* _WRITTEN EXERCISE_:
Say how many lines hold the string "requirements"; please write nothing but the number.

* _RECORDS FOR THIS EXERCISE_:
☆ ☆ ☆ ☆ ☆ ☆ ☆

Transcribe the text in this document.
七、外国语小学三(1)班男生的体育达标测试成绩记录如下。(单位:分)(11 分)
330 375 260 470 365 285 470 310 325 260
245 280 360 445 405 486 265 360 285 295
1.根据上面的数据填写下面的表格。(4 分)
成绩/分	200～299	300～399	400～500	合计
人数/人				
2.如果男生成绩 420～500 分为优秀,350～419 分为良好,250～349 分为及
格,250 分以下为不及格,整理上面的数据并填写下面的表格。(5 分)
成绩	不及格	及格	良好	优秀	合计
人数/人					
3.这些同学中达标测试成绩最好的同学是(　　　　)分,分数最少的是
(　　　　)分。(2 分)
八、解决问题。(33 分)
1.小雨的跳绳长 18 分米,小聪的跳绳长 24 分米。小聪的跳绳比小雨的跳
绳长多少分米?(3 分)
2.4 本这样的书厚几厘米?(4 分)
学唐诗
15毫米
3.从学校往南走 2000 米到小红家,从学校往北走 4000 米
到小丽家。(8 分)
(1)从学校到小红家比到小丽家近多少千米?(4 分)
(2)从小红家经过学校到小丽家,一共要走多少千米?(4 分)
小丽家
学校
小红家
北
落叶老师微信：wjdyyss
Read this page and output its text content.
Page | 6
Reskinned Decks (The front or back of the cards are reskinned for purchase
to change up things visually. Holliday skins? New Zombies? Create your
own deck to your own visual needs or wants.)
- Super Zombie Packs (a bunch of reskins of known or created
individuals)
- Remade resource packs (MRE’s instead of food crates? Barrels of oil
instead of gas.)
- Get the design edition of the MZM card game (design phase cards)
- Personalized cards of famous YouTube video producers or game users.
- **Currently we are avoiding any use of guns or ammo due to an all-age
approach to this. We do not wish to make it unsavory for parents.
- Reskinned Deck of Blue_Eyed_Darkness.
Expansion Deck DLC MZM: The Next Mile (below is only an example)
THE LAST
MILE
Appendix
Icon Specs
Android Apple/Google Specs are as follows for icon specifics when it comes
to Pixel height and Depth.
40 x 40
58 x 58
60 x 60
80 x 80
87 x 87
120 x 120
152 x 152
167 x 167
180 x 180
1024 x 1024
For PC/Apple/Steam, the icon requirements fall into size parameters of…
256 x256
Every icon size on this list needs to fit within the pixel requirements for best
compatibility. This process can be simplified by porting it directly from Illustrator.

☆ ☆ ☆ ☆ ☆ ☆ ☆

* _ANSWER IN FULL_:
2